▶ **Aim of the exercise**: Whenever "values" appears in a line, please copy that line from the data.

▶ **Raw data**:
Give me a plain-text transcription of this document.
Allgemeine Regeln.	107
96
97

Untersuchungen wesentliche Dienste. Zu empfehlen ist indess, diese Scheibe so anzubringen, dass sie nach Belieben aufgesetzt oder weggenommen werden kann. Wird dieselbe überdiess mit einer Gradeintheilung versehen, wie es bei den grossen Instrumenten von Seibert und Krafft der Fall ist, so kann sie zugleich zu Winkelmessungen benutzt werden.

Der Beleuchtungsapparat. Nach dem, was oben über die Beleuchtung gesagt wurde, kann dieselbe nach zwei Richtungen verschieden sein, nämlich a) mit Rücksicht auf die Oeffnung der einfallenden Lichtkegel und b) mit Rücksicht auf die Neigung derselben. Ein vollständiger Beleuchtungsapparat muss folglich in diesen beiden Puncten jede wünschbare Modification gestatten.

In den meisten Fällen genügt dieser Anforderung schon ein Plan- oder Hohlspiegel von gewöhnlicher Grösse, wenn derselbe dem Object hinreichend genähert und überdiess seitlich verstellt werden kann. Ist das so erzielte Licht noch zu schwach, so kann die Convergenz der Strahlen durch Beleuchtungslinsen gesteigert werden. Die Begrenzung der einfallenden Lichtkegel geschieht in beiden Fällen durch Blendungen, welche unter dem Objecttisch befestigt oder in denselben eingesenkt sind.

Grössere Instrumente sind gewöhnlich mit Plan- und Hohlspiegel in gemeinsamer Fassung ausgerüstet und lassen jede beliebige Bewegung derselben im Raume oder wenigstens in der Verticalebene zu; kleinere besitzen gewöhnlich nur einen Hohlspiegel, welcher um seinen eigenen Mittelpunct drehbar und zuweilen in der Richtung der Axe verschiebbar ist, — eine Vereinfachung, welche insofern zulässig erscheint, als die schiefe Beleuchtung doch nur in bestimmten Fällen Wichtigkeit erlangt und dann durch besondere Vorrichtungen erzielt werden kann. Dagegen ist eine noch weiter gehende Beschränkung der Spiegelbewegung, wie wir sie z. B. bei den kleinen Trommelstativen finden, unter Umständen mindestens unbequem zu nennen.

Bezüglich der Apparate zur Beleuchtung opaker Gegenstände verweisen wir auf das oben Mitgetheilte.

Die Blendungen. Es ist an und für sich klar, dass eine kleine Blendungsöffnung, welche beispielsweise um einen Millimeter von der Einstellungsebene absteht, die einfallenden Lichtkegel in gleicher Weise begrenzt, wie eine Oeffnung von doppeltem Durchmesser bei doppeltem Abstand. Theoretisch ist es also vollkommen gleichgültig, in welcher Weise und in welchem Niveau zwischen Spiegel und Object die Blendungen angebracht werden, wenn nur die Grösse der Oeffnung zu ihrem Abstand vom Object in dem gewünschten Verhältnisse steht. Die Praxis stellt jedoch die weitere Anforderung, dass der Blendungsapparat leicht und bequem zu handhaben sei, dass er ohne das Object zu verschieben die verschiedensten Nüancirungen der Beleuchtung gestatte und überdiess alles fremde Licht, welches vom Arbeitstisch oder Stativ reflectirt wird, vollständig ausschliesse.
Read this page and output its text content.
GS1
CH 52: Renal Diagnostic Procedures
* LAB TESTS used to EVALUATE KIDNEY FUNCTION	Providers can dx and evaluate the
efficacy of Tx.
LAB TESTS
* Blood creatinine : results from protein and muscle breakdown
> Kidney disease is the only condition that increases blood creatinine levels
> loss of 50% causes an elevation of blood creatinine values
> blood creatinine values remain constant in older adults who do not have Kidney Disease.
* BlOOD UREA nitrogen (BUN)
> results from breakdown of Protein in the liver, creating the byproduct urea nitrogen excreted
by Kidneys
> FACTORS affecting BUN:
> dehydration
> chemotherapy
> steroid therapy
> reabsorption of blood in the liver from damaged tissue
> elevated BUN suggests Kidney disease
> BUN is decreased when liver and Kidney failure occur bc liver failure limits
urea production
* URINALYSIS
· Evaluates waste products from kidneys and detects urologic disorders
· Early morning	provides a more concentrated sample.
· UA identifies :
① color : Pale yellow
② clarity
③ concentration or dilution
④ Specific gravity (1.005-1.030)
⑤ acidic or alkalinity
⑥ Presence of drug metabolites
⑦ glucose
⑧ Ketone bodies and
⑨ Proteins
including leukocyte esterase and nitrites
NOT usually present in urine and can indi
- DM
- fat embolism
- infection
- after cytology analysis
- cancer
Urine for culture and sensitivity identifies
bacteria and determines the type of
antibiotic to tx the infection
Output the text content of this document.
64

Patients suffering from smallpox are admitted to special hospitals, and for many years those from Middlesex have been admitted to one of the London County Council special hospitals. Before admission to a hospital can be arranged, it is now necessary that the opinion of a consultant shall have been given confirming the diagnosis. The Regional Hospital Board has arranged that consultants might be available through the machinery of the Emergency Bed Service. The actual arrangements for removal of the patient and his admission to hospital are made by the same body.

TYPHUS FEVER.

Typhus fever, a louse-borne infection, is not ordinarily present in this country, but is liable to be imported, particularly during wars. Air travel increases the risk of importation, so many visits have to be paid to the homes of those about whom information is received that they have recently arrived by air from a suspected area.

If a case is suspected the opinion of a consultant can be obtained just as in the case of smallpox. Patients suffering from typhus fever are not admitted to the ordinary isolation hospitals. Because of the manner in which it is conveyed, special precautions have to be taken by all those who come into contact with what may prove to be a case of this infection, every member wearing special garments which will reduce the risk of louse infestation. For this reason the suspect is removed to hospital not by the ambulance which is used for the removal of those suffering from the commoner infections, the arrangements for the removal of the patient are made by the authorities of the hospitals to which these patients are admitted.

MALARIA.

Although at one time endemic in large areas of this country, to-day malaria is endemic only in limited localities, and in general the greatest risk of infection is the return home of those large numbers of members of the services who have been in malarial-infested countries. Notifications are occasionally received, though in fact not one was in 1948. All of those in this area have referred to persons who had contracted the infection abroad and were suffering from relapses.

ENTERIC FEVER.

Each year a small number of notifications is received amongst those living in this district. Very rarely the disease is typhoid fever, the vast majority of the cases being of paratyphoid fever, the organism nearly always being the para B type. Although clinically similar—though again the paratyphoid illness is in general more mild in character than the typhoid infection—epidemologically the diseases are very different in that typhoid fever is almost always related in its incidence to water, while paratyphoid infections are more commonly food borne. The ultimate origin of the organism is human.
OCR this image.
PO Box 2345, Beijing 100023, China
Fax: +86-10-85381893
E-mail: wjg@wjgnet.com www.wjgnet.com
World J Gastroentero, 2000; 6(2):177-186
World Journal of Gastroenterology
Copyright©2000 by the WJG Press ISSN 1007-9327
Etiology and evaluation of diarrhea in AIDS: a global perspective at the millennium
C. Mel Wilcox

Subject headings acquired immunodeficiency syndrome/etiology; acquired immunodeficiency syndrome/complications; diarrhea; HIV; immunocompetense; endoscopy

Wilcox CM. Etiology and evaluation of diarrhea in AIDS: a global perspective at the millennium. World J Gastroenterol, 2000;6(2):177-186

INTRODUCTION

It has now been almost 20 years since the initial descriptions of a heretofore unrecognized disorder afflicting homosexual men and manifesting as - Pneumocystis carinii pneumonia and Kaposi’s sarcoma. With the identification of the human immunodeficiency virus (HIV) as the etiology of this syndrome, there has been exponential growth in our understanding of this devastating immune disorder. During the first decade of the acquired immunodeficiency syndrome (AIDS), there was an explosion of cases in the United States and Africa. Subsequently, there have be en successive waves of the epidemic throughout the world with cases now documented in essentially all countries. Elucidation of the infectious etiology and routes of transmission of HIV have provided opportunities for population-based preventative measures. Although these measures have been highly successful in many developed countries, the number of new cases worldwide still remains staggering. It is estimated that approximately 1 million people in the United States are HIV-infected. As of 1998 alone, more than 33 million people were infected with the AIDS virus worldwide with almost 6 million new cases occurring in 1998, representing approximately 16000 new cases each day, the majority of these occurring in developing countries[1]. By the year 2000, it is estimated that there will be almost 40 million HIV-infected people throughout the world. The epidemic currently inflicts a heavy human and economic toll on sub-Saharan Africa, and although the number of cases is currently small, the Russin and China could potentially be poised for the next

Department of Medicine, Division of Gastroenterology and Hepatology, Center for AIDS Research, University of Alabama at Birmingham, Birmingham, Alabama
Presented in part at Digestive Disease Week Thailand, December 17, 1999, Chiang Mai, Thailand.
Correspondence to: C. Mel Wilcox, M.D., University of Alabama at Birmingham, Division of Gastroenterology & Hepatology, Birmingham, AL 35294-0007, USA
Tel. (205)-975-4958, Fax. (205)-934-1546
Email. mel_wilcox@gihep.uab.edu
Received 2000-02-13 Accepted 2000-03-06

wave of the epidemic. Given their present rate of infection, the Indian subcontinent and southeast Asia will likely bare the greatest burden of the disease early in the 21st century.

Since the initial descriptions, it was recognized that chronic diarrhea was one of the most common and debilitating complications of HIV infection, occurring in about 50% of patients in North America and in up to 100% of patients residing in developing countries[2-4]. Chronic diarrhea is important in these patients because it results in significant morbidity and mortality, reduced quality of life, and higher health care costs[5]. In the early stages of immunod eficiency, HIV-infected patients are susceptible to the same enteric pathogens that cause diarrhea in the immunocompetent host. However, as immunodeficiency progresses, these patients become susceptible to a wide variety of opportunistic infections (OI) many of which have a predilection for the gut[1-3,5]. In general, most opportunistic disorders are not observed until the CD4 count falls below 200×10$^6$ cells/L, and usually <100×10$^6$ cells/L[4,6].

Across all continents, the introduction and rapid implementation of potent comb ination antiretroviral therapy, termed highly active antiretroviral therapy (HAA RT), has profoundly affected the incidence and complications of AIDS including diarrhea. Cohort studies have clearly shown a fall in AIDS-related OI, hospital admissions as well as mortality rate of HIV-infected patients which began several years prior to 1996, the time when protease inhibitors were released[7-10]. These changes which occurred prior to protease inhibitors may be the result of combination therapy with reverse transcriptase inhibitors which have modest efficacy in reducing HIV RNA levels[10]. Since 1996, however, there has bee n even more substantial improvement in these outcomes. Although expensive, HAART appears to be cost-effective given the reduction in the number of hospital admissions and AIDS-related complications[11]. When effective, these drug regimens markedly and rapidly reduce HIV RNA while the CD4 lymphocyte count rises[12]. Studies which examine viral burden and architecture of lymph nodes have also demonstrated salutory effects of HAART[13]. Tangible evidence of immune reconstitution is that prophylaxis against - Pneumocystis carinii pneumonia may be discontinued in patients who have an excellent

▶ **Solution below**:
> loss of 50% causes an elevation of blood creatinine values
> blood creatinine values remain constant in older adults who do not have Kidney Disease.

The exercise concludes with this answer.